EXERCISE DESCRIPTION: Below are entries to be transcribed exactly; exclude the pictures from the copy.

------ EXCERPTED RECORDS ------

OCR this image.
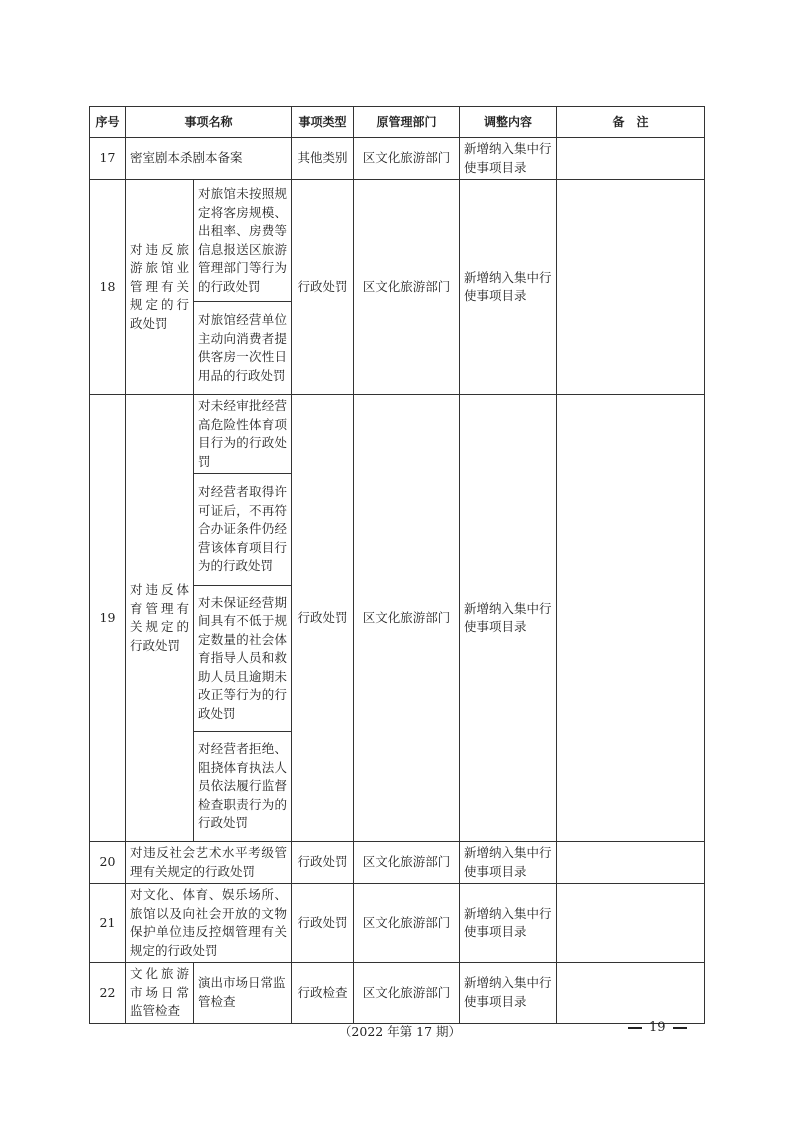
序号	事项名称		事项类型	原管理部门	调整内容	备　注
17	密室剧本杀剧本备案		其他类别	区文化旅游部门	新增纳入集中行使事项目录	
18	对违反旅游旅馆业管理有关规定的行政处罚	对旅馆未按照规定将客房规模、出租率、房费等信息报送区旅游管理部门等行为的行政处罚	行政处罚	区文化旅游部门	新增纳入集中行使事项目录	
		对旅馆经营单位主动向消费者提供客房一次性日用品的行政处罚				
19	对违反体育管理有关规定的行政处罚	对未经审批经营高危险性体育项目行为的行政处罚	行政处罚	区文化旅游部门	新增纳入集中行使事项目录	
		对经营者取得许可证后，不再符合办证条件仍经营该体育项目行为的行政处罚				
		对未保证经营期间具有不低于规定数量的社会体育指导人员和救助人员且逾期未改正等行为的行政处罚				
		对经营者拒绝、阻挠体育执法人员依法履行监督检查职责行为的行政处罚				
20	对违反社会艺术水平考级管理有关规定的行政处罚		行政处罚	区文化旅游部门	新增纳入集中行使事项目录	
21	对文化、体育、娱乐场所、旅馆以及向社会开放的文物保护单位违反控烟管理有关规定的行政处罚		行政处罚	区文化旅游部门	新增纳入集中行使事项目录	
22	文化旅游市场日常监管检查	演出市场日常监管检查	行政检查	区文化旅游部门	新增纳入集中行使事项目录	
（2022 年第 17 期）	19
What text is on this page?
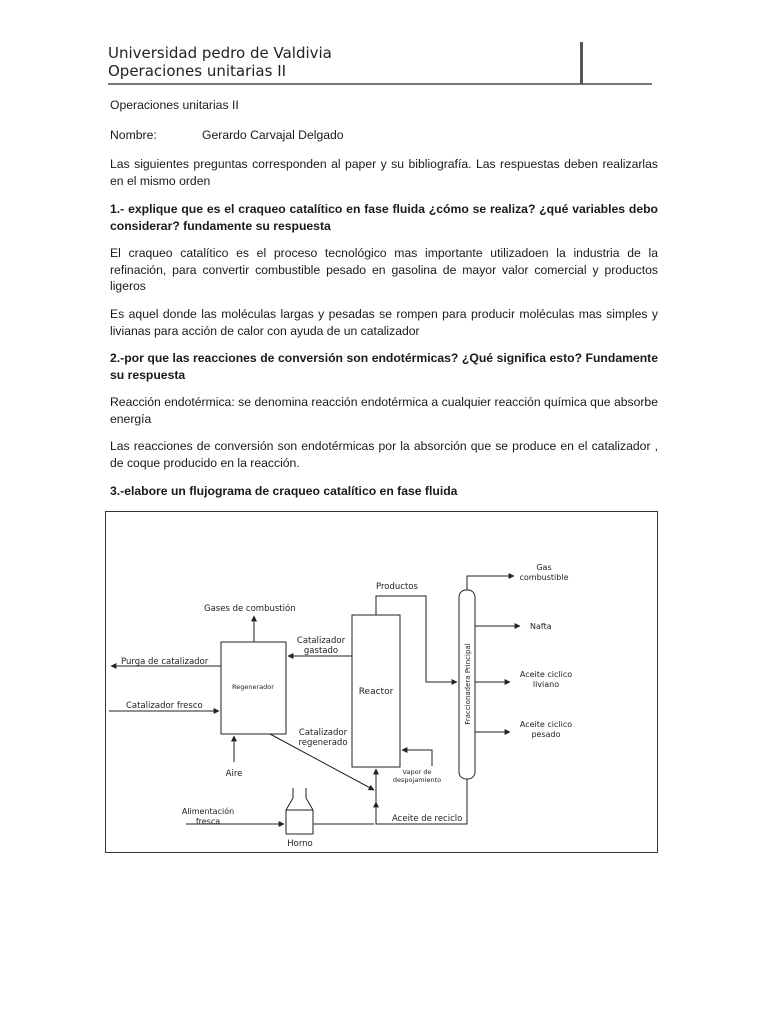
Universidad pedro de Valdivia
Operaciones unitarias II
Operaciones unitarias II
Nombre:	Gerardo Carvajal Delgado
Las siguientes preguntas corresponden al paper y su bibliografía. Las respuestas deben realizarlas en el mismo orden
1.- explique que es el craqueo catalítico en fase fluida ¿cómo se realiza? ¿qué variables debo considerar? fundamente su respuesta
El craqueo catalítico es el proceso tecnológico mas importante utilizadoen la industria de la refinación, para convertir combustible pesado en gasolina de mayor valor comercial y productos ligeros
Es aquel donde las moléculas largas y pesadas se rompen para producir moléculas mas simples y livianas para acción de calor con ayuda de un catalizador
2.-por que las reacciones de conversión son endotérmicas? ¿Qué significa esto? Fundamente su respuesta
Reacción endotérmica: se denomina reacción endotérmica a cualquier reacción química que absorbe energía
Las reacciones de conversión son endotérmicas por la absorción que se produce en el catalizador , de coque producido en la reacción.
3.-elabore un flujograma de craqueo catalítico en fase fluida
Gases de combustión
Purga de catalizador
Catalizador fresco
Regenerador
Aire
Catalizador
gastado
Catalizador
regenerado
Reactor
Productos
Vapor de
despojamiento
Fraccionadera Principal
Gas
combustible
Nafta
Aceite ciclico
liviano
Aceite ciclico
pesado
Aceite de reciclo
Alimentación
fresca
Horno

------

REPLY:
OCR this image.
序号	事项名称		事项类型	原管理部门	调整内容	备　注
17	密室剧本杀剧本备案		其他类别	区文化旅游部门	新增纳入集中行使事项目录	
18	对违反旅游旅馆业管理有关规定的行政处罚	对旅馆未按照规定将客房规模、出租率、房费等信息报送区旅游管理部门等行为的行政处罚	行政处罚	区文化旅游部门	新增纳入集中行使事项目录	
		对旅馆经营单位主动向消费者提供客房一次性日用品的行政处罚				
19	对违反体育管理有关规定的行政处罚	对未经审批经营高危险性体育项目行为的行政处罚	行政处罚	区文化旅游部门	新增纳入集中行使事项目录	
		对经营者取得许可证后，不再符合办证条件仍经营该体育项目行为的行政处罚				
		对未保证经营期间具有不低于规定数量的社会体育指导人员和救助人员且逾期未改正等行为的行政处罚				
		对经营者拒绝、阻挠体育执法人员依法履行监督检查职责行为的行政处罚				
20	对违反社会艺术水平考级管理有关规定的行政处罚		行政处罚	区文化旅游部门	新增纳入集中行使事项目录	
21	对文化、体育、娱乐场所、旅馆以及向社会开放的文物保护单位违反控烟管理有关规定的行政处罚		行政处罚	区文化旅游部门	新增纳入集中行使事项目录	
22	文化旅游市场日常监管检查	演出市场日常监管检查	行政检查	区文化旅游部门	新增纳入集中行使事项目录	
（2022 年第 17 期）	19
What text is on this page?
Universidad pedro de Valdivia
Operaciones unitarias II
Operaciones unitarias II
Nombre:	Gerardo Carvajal Delgado
Las siguientes preguntas corresponden al paper y su bibliografía. Las respuestas deben realizarlas en el mismo orden
1.- explique que es el craqueo catalítico en fase fluida ¿cómo se realiza? ¿qué variables debo considerar? fundamente su respuesta
El craqueo catalítico es el proceso tecnológico mas importante utilizadoen la industria de la refinación, para convertir combustible pesado en gasolina de mayor valor comercial y productos ligeros
Es aquel donde las moléculas largas y pesadas se rompen para producir moléculas mas simples y livianas para acción de calor con ayuda de un catalizador
2.-por que las reacciones de conversión son endotérmicas? ¿Qué significa esto? Fundamente su respuesta
Reacción endotérmica: se denomina reacción endotérmica a cualquier reacción química que absorbe energía
Las reacciones de conversión son endotérmicas por la absorción que se produce en el catalizador , de coque producido en la reacción.
3.-elabore un flujograma de craqueo catalítico en fase fluida
Gases de combustión
Purga de catalizador
Catalizador fresco
Regenerador
Aire
Catalizador
gastado
Catalizador
regenerado
Reactor
Productos
Vapor de
despojamiento
Fraccionadera Principal
Gas
combustible
Nafta
Aceite ciclico
liviano
Aceite ciclico
pesado
Aceite de reciclo
Alimentación
fresca
Horno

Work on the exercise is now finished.